Work required
Every line of the material that follows must be printed again exactly.

Stored data:

────────────────

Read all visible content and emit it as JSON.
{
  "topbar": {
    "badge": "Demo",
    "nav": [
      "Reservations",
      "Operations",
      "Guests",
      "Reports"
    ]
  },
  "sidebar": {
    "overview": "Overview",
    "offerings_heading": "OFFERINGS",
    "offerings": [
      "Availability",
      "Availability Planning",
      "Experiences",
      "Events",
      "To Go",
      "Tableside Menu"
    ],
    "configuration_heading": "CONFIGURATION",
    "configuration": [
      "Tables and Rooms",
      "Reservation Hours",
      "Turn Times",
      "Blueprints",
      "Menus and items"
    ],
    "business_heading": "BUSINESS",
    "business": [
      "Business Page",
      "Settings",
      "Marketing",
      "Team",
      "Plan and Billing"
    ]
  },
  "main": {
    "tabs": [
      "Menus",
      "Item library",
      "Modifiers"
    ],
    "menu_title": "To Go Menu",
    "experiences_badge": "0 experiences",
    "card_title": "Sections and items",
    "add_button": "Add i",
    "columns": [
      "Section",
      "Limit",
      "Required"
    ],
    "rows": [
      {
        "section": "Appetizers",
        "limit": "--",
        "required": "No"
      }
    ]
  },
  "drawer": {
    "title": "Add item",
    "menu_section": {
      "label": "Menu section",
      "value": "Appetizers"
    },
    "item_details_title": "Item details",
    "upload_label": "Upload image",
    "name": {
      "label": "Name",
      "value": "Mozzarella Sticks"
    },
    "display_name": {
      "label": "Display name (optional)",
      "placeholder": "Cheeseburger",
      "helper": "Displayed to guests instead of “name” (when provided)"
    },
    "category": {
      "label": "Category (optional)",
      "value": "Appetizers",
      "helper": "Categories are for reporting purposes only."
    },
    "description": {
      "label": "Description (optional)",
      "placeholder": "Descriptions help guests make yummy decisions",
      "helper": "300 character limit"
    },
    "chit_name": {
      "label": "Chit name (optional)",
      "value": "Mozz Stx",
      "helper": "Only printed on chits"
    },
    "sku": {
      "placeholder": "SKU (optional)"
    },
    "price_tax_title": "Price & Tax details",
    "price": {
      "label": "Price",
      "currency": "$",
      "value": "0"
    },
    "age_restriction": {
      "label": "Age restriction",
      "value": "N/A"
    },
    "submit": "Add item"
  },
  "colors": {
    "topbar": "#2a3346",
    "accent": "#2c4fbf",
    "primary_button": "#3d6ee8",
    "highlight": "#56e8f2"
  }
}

────────────────

Full solution
Read all visible content and emit it as JSON.
{
  "topbar": {
    "badge": "Demo",
    "nav": [
      "Reservations",
      "Operations",
      "Guests",
      "Reports"
    ]
  },
  "sidebar": {
    "overview": "Overview",
    "offerings_heading": "OFFERINGS",
    "offerings": [
      "Availability",
      "Availability Planning",
      "Experiences",
      "Events",
      "To Go",
      "Tableside Menu"
    ],
    "configuration_heading": "CONFIGURATION",
    "configuration": [
      "Tables and Rooms",
      "Reservation Hours",
      "Turn Times",
      "Blueprints",
      "Menus and items"
    ],
    "business_heading": "BUSINESS",
    "business": [
      "Business Page",
      "Settings",
      "Marketing",
      "Team",
      "Plan and Billing"
    ]
  },
  "main": {
    "tabs": [
      "Menus",
      "Item library",
      "Modifiers"
    ],
    "menu_title": "To Go Menu",
    "experiences_badge": "0 experiences",
    "card_title": "Sections and items",
    "add_button": "Add i",
    "columns": [
      "Section",
      "Limit",
      "Required"
    ],
    "rows": [
      {
        "section": "Appetizers",
        "limit": "--",
        "required": "No"
      }
    ]
  },
  "drawer": {
    "title": "Add item",
    "menu_section": {
      "label": "Menu section",
      "value": "Appetizers"
    },
    "item_details_title": "Item details",
    "upload_label": "Upload image",
    "name": {
      "label": "Name",
      "value": "Mozzarella Sticks"
    },
    "display_name": {
      "label": "Display name (optional)",
      "placeholder": "Cheeseburger",
      "helper": "Displayed to guests instead of “name” (when provided)"
    },
    "category": {
      "label": "Category (optional)",
      "value": "Appetizers",
      "helper": "Categories are for reporting purposes only."
    },
    "description": {
      "label": "Description (optional)",
      "placeholder": "Descriptions help guests make yummy decisions",
      "helper": "300 character limit"
    },
    "chit_name": {
      "label": "Chit name (optional)",
      "value": "Mozz Stx",
      "helper": "Only printed on chits"
    },
    "sku": {
      "placeholder": "SKU (optional)"
    },
    "price_tax_title": "Price & Tax details",
    "price": {
      "label": "Price",
      "currency": "$",
      "value": "0"
    },
    "age_restriction": {
      "label": "Age restriction",
      "value": "N/A"
    },
    "submit": "Add item"
  },
  "colors": {
    "topbar": "#2a3346",
    "accent": "#2c4fbf",
    "primary_button": "#3d6ee8",
    "highlight": "#56e8f2"
  }
}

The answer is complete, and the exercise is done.